§ **GIVEN TASK**: Exactly as given, repeat all of the entries.

§ **DATA LISTING**:
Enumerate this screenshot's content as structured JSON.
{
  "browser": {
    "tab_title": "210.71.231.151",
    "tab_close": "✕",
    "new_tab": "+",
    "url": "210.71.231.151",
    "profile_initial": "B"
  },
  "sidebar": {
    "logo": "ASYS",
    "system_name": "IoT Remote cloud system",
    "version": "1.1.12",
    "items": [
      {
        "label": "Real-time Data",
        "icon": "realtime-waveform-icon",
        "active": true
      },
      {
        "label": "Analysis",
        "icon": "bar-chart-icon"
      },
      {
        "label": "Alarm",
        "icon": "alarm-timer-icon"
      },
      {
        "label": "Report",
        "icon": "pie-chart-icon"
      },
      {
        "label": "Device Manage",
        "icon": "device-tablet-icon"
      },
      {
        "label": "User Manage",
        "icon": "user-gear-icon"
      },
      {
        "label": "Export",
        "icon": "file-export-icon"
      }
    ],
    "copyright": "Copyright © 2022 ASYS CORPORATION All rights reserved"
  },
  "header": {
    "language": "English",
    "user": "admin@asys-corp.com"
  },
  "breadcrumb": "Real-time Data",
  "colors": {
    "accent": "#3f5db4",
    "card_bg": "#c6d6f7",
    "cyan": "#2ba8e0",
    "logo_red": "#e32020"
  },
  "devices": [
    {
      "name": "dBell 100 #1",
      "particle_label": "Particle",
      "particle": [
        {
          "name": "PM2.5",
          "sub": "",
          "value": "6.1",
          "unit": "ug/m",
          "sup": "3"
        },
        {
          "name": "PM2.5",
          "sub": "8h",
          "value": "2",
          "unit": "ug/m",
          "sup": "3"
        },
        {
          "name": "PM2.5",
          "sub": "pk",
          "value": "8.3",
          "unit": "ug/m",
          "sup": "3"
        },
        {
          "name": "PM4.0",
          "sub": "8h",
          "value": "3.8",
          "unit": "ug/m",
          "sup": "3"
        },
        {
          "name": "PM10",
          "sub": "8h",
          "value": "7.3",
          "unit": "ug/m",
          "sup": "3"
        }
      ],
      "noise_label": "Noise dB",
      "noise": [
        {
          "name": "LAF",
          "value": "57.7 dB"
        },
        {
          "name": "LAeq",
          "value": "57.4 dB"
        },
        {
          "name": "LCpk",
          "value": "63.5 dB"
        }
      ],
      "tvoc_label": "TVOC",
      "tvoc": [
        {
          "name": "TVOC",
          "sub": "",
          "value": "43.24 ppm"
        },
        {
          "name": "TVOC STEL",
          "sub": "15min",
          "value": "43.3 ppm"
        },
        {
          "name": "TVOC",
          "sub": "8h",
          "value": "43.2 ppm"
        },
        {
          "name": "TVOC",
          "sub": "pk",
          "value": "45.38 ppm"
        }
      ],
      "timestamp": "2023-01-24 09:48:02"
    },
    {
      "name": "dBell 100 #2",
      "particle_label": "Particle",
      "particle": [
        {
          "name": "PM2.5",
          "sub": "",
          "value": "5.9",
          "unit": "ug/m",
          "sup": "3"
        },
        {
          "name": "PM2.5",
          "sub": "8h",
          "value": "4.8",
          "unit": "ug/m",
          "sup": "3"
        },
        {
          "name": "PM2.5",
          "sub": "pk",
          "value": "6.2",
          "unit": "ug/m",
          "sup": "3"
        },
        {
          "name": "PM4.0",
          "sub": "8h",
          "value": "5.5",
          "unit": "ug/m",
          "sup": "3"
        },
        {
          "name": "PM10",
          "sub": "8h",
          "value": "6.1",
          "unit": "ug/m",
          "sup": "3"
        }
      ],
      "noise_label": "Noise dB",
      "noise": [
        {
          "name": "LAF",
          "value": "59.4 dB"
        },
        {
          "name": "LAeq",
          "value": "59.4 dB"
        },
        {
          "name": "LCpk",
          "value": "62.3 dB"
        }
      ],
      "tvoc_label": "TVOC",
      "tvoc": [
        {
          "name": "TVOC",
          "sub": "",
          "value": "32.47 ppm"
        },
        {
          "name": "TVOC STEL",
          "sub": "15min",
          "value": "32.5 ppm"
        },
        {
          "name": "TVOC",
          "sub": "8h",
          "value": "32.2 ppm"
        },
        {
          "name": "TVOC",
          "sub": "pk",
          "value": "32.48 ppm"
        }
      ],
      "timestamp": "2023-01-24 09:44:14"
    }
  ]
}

§ **SOLUTION TO THE PROBLEM**:
Enumerate this screenshot's content as structured JSON.
{
  "browser": {
    "tab_title": "210.71.231.151",
    "tab_close": "✕",
    "new_tab": "+",
    "url": "210.71.231.151",
    "profile_initial": "B"
  },
  "sidebar": {
    "logo": "ASYS",
    "system_name": "IoT Remote cloud system",
    "version": "1.1.12",
    "items": [
      {
        "label": "Real-time Data",
        "icon": "realtime-waveform-icon",
        "active": true
      },
      {
        "label": "Analysis",
        "icon": "bar-chart-icon"
      },
      {
        "label": "Alarm",
        "icon": "alarm-timer-icon"
      },
      {
        "label": "Report",
        "icon": "pie-chart-icon"
      },
      {
        "label": "Device Manage",
        "icon": "device-tablet-icon"
      },
      {
        "label": "User Manage",
        "icon": "user-gear-icon"
      },
      {
        "label": "Export",
        "icon": "file-export-icon"
      }
    ],
    "copyright": "Copyright © 2022 ASYS CORPORATION All rights reserved"
  },
  "header": {
    "language": "English",
    "user": "admin@asys-corp.com"
  },
  "breadcrumb": "Real-time Data",
  "colors": {
    "accent": "#3f5db4",
    "card_bg": "#c6d6f7",
    "cyan": "#2ba8e0",
    "logo_red": "#e32020"
  },
  "devices": [
    {
      "name": "dBell 100 #1",
      "particle_label": "Particle",
      "particle": [
        {
          "name": "PM2.5",
          "sub": "",
          "value": "6.1",
          "unit": "ug/m",
          "sup": "3"
        },
        {
          "name": "PM2.5",
          "sub": "8h",
          "value": "2",
          "unit": "ug/m",
          "sup": "3"
        },
        {
          "name": "PM2.5",
          "sub": "pk",
          "value": "8.3",
          "unit": "ug/m",
          "sup": "3"
        },
        {
          "name": "PM4.0",
          "sub": "8h",
          "value": "3.8",
          "unit": "ug/m",
          "sup": "3"
        },
        {
          "name": "PM10",
          "sub": "8h",
          "value": "7.3",
          "unit": "ug/m",
          "sup": "3"
        }
      ],
      "noise_label": "Noise dB",
      "noise": [
        {
          "name": "LAF",
          "value": "57.7 dB"
        },
        {
          "name": "LAeq",
          "value": "57.4 dB"
        },
        {
          "name": "LCpk",
          "value": "63.5 dB"
        }
      ],
      "tvoc_label": "TVOC",
      "tvoc": [
        {
          "name": "TVOC",
          "sub": "",
          "value": "43.24 ppm"
        },
        {
          "name": "TVOC STEL",
          "sub": "15min",
          "value": "43.3 ppm"
        },
        {
          "name": "TVOC",
          "sub": "8h",
          "value": "43.2 ppm"
        },
        {
          "name": "TVOC",
          "sub": "pk",
          "value": "45.38 ppm"
        }
      ],
      "timestamp": "2023-01-24 09:48:02"
    },
    {
      "name": "dBell 100 #2",
      "particle_label": "Particle",
      "particle": [
        {
          "name": "PM2.5",
          "sub": "",
          "value": "5.9",
          "unit": "ug/m",
          "sup": "3"
        },
        {
          "name": "PM2.5",
          "sub": "8h",
          "value": "4.8",
          "unit": "ug/m",
          "sup": "3"
        },
        {
          "name": "PM2.5",
          "sub": "pk",
          "value": "6.2",
          "unit": "ug/m",
          "sup": "3"
        },
        {
          "name": "PM4.0",
          "sub": "8h",
          "value": "5.5",
          "unit": "ug/m",
          "sup": "3"
        },
        {
          "name": "PM10",
          "sub": "8h",
          "value": "6.1",
          "unit": "ug/m",
          "sup": "3"
        }
      ],
      "noise_label": "Noise dB",
      "noise": [
        {
          "name": "LAF",
          "value": "59.4 dB"
        },
        {
          "name": "LAeq",
          "value": "59.4 dB"
        },
        {
          "name": "LCpk",
          "value": "62.3 dB"
        }
      ],
      "tvoc_label": "TVOC",
      "tvoc": [
        {
          "name": "TVOC",
          "sub": "",
          "value": "32.47 ppm"
        },
        {
          "name": "TVOC STEL",
          "sub": "15min",
          "value": "32.5 ppm"
        },
        {
          "name": "TVOC",
          "sub": "8h",
          "value": "32.2 ppm"
        },
        {
          "name": "TVOC",
          "sub": "pk",
          "value": "32.48 ppm"
        }
      ],
      "timestamp": "2023-01-24 09:44:14"
    }
  ]
}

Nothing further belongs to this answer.